Information shown:

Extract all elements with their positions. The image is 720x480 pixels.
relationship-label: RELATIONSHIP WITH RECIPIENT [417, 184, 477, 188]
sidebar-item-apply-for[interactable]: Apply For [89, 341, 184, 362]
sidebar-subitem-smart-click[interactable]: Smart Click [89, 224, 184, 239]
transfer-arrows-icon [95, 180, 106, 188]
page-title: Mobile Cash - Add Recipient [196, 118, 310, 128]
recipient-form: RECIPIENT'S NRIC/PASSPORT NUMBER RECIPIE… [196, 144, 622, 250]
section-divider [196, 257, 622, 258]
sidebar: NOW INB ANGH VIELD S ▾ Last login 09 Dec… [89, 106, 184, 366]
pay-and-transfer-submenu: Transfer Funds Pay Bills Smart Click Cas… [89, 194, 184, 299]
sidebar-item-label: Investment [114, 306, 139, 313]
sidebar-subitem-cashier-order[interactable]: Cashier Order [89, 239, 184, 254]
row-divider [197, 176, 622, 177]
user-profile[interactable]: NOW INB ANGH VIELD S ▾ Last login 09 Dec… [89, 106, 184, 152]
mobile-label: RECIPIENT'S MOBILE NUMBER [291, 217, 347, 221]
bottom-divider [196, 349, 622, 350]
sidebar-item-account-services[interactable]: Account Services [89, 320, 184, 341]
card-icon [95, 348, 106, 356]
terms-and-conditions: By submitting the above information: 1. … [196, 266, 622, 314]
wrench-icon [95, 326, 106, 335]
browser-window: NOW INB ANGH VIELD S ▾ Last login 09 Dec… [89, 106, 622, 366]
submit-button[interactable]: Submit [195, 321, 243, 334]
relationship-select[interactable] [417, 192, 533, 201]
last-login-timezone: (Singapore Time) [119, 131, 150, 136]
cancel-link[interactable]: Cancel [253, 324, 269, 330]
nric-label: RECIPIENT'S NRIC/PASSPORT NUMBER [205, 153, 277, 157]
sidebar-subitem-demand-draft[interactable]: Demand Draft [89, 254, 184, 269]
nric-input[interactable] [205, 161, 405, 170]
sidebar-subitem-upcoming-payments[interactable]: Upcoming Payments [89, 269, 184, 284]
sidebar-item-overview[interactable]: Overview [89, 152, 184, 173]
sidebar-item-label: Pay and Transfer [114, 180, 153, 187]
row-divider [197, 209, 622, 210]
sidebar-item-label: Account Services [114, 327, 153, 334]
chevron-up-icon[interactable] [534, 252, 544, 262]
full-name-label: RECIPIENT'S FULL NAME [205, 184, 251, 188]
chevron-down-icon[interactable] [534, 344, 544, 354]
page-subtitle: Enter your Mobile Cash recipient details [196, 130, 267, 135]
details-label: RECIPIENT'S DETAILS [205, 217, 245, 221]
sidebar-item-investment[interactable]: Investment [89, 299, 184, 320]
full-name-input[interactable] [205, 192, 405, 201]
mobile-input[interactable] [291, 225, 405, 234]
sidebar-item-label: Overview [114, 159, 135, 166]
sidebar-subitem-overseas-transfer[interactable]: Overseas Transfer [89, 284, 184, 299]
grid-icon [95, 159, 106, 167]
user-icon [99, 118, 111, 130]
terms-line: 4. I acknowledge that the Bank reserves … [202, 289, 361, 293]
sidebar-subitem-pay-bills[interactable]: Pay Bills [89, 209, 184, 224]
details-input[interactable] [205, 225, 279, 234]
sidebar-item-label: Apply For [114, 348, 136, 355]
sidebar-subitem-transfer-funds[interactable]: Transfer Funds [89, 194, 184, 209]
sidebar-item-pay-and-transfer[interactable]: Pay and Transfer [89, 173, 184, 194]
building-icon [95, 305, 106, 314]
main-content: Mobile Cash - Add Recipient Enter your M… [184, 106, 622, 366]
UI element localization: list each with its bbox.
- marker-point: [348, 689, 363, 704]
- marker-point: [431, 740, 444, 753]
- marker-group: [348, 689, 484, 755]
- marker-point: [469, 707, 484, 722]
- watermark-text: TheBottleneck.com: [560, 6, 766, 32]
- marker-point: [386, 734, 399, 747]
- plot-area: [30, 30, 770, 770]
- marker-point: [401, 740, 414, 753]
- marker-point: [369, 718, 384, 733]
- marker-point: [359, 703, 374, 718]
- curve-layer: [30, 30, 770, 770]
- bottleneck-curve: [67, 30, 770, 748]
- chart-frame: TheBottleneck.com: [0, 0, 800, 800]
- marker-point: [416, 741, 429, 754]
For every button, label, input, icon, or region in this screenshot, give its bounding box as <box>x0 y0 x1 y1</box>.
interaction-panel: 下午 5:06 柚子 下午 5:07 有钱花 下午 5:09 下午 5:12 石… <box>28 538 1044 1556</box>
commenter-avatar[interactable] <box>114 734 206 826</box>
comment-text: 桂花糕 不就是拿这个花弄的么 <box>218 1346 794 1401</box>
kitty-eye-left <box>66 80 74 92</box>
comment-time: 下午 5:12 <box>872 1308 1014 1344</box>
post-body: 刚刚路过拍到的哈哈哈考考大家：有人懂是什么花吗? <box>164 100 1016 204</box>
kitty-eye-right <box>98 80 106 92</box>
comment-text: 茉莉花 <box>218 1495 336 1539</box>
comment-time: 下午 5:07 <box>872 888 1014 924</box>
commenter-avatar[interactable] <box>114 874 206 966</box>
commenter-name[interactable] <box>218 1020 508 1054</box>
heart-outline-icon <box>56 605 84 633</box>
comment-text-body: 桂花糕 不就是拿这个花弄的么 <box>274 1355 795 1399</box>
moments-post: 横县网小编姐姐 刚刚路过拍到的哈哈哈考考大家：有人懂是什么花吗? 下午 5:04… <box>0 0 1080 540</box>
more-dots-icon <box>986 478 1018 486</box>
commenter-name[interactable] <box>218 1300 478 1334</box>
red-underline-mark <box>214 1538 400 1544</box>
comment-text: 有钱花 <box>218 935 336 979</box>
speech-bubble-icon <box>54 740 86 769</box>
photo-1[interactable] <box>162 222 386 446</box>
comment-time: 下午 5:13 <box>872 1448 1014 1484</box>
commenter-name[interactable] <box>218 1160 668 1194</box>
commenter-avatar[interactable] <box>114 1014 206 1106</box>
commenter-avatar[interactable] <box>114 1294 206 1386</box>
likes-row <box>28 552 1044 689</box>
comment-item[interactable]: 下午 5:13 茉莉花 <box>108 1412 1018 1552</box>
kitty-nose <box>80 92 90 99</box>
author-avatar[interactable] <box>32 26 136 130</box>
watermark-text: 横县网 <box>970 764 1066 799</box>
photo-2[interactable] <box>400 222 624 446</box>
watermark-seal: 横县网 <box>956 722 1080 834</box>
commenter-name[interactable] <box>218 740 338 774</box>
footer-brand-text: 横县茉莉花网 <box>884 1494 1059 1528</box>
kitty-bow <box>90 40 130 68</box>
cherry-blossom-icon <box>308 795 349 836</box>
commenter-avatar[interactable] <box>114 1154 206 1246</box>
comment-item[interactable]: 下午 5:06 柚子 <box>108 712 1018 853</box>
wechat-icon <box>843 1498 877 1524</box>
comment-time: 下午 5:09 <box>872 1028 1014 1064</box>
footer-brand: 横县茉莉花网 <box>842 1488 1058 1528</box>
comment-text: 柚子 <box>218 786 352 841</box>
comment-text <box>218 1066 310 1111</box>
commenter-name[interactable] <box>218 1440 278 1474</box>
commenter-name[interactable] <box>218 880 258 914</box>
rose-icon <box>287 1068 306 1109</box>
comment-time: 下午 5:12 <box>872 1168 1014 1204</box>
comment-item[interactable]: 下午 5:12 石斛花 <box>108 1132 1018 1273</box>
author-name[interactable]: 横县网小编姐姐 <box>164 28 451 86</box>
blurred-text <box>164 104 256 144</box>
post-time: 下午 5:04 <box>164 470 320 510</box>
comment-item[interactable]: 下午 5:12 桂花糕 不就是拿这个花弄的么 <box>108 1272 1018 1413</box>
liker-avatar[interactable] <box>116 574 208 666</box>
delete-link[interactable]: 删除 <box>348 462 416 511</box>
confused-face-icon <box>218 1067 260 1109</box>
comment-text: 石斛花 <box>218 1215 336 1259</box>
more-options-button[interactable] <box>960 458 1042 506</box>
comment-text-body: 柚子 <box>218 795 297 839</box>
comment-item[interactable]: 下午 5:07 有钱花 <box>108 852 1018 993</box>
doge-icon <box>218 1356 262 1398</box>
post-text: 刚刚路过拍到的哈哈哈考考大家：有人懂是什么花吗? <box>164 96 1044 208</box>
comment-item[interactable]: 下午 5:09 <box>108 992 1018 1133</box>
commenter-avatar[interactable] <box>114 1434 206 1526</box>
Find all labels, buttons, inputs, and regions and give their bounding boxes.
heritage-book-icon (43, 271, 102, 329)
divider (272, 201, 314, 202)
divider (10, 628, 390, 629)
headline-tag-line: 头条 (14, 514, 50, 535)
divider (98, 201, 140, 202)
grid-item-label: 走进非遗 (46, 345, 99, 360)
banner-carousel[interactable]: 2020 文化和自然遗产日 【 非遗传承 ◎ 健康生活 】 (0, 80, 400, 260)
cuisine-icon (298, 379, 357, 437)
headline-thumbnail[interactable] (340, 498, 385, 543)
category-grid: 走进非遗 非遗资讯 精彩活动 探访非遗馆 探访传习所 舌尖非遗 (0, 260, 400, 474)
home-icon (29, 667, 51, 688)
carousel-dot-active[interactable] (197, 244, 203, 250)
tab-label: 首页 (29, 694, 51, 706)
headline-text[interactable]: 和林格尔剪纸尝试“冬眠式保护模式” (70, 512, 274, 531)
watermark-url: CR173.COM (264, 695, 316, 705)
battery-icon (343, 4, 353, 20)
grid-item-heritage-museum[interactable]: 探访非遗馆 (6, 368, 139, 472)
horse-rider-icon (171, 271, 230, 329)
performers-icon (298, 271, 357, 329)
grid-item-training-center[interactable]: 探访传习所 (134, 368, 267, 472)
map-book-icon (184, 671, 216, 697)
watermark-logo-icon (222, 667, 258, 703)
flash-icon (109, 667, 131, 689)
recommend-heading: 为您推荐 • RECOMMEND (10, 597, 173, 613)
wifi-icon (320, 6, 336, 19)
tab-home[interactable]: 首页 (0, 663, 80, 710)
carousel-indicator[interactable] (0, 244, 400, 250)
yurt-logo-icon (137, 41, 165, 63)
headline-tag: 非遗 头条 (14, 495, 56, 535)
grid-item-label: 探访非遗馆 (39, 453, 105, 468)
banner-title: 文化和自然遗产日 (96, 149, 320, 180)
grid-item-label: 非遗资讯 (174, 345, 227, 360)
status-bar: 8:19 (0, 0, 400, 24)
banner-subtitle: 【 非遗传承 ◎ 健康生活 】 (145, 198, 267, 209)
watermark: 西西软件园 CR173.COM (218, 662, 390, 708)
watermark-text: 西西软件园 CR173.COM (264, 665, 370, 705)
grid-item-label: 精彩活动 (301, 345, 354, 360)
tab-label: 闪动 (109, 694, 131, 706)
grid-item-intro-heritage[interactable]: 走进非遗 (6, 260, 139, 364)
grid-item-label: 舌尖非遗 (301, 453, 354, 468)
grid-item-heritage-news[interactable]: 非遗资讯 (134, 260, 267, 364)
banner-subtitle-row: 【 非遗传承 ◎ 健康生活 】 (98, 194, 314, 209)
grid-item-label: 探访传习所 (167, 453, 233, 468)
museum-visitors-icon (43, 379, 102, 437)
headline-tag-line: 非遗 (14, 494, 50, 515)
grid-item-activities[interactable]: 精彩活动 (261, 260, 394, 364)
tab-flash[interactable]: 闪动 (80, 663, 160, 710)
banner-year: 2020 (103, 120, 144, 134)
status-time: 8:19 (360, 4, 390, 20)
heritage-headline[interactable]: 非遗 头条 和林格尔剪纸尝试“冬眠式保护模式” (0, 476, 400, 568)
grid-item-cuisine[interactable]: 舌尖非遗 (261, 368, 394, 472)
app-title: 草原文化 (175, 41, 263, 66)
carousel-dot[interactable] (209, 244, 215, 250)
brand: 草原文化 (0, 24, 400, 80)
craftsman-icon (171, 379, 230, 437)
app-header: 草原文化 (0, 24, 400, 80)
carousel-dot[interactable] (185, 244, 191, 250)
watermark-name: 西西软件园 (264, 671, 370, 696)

Task brief:
Starting at the first line of the data above and stopping after the line that contains "sidebar-item-apply-for[interactable]: Apply For", express those lines as a JSON list of strings with one string per line. Leave out any blank lines.

Exercise solution:
[
  "Extract all elements with their positions. The image is 720x480 pixels.",
  "relationship-label: RELATIONSHIP WITH RECIPIENT [417, 184, 477, 188]",
  "sidebar-item-apply-for[interactable]: Apply For [89, 341, 184, 362]"
]